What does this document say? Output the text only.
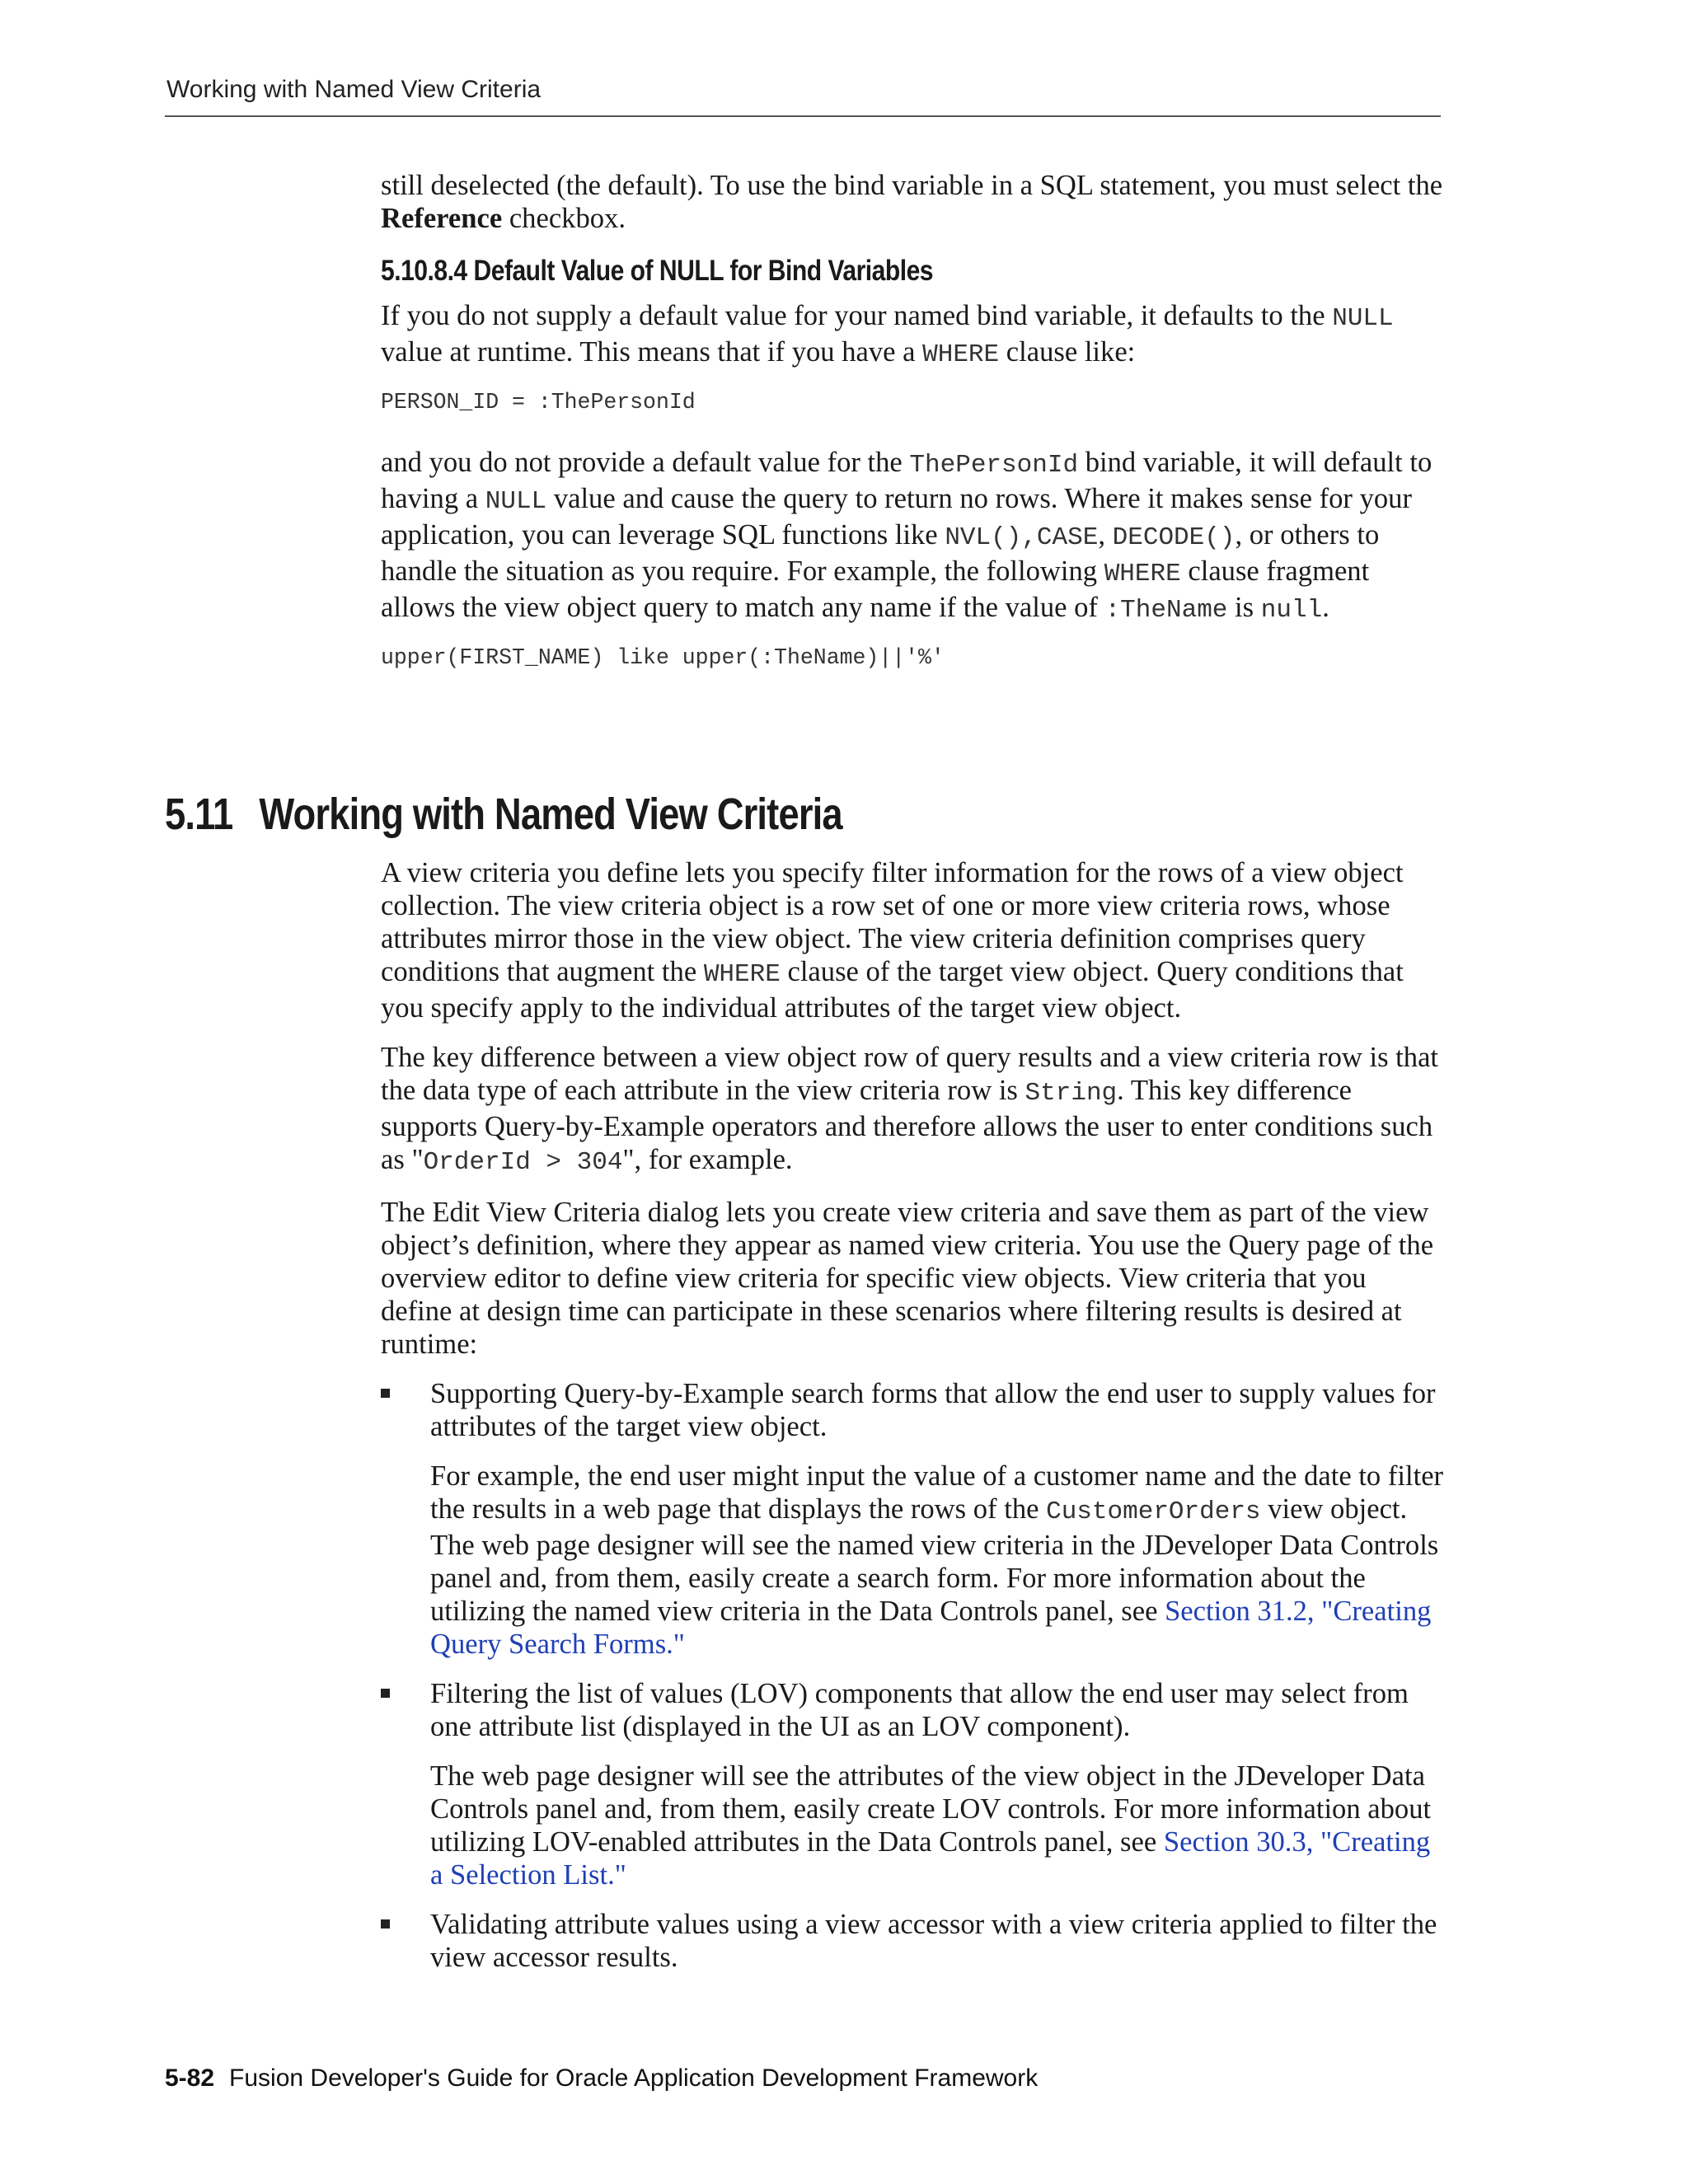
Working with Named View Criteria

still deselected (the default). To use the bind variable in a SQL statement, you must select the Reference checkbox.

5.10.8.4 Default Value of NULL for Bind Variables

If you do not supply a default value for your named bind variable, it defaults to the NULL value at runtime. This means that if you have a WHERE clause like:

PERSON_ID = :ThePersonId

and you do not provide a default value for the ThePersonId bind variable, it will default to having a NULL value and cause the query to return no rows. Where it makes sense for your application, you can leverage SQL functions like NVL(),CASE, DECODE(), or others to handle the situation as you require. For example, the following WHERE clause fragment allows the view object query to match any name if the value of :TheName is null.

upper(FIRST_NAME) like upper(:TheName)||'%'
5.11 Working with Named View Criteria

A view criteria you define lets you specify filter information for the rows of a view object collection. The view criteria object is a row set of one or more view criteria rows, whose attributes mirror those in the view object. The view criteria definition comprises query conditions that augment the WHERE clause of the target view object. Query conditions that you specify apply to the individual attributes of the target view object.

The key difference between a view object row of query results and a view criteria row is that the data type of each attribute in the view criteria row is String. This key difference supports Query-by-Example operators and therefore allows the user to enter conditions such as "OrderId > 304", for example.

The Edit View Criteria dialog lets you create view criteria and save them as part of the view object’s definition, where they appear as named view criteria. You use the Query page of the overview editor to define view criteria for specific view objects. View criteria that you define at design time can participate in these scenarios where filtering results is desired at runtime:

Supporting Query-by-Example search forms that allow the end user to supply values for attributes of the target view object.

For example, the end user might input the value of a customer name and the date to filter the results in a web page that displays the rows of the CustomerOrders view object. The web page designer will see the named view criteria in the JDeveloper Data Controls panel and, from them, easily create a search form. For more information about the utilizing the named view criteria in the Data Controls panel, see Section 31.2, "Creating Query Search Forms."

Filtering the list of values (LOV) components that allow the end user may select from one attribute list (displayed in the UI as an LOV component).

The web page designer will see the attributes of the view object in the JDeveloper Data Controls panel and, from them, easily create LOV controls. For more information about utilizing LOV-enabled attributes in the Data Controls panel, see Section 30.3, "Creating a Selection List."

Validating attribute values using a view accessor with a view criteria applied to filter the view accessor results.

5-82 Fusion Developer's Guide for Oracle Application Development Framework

::::::

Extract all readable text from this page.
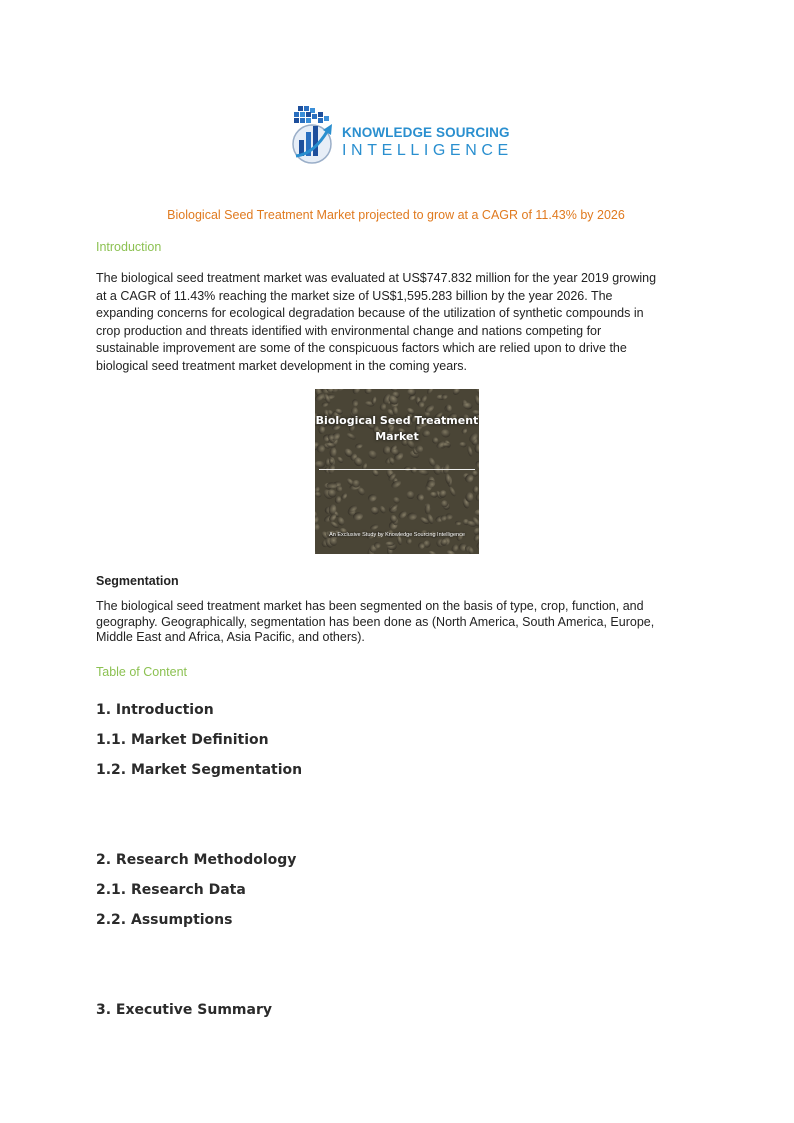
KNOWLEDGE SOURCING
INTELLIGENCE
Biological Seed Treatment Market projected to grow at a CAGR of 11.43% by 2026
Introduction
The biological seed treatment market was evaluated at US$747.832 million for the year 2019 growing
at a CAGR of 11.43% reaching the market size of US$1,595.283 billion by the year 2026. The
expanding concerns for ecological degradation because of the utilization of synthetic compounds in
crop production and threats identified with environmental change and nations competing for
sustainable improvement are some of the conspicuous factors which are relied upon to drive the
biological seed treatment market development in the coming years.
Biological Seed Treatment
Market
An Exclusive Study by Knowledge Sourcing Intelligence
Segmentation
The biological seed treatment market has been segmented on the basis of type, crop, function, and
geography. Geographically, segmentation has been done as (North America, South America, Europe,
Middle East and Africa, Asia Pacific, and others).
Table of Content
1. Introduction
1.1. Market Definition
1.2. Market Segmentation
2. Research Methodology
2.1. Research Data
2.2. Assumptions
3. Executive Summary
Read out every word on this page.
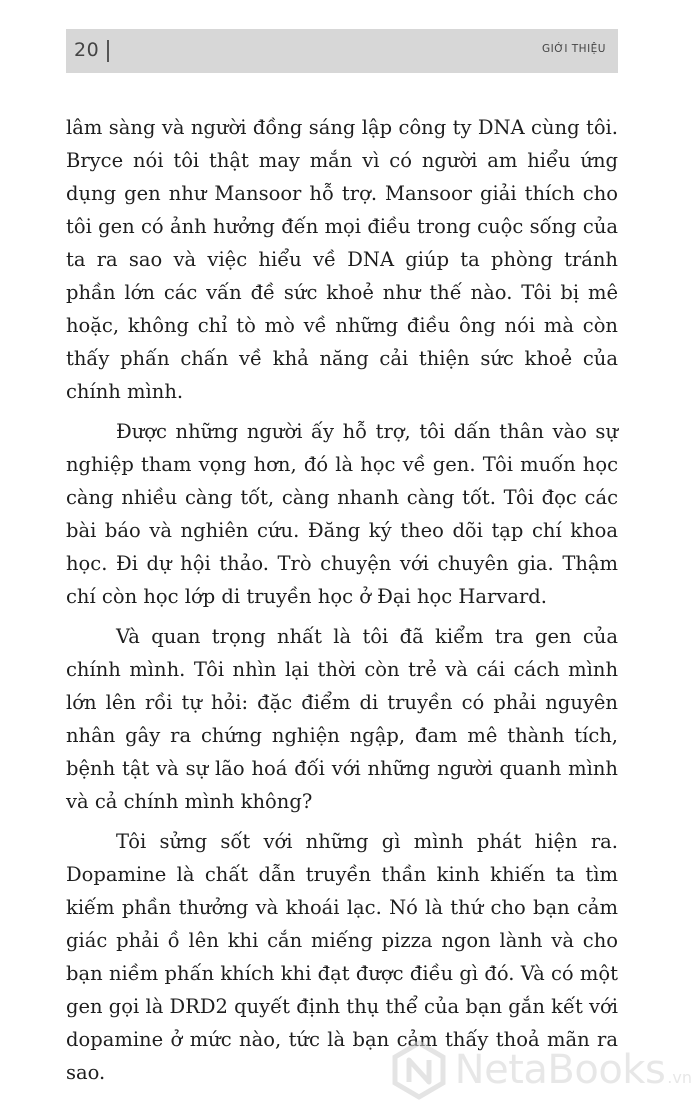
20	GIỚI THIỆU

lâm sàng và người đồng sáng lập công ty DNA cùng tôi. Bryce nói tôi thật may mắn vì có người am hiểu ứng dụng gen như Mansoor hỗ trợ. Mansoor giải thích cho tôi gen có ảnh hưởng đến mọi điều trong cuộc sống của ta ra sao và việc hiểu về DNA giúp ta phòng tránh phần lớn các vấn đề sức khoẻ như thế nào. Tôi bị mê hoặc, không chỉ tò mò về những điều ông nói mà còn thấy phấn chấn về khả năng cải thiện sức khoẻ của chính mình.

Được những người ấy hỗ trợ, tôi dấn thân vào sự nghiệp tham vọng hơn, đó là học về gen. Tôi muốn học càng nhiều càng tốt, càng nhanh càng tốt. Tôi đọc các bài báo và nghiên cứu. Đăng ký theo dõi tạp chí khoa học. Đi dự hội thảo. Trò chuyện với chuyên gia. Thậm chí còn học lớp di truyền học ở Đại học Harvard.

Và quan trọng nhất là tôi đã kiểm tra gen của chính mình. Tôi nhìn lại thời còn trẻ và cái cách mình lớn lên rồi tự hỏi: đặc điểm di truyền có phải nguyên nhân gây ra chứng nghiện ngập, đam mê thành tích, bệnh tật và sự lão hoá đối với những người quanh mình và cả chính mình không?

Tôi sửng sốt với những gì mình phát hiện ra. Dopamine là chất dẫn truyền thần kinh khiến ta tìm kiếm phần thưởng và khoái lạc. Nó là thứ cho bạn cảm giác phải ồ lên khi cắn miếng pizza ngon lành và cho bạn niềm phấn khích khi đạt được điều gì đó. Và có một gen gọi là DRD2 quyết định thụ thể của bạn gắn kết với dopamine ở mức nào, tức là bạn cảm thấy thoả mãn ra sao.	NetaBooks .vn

::::::

Instructions to follow :: Give only the number of lines in the preceding material that contain the string "will".

Exercise answer :: 3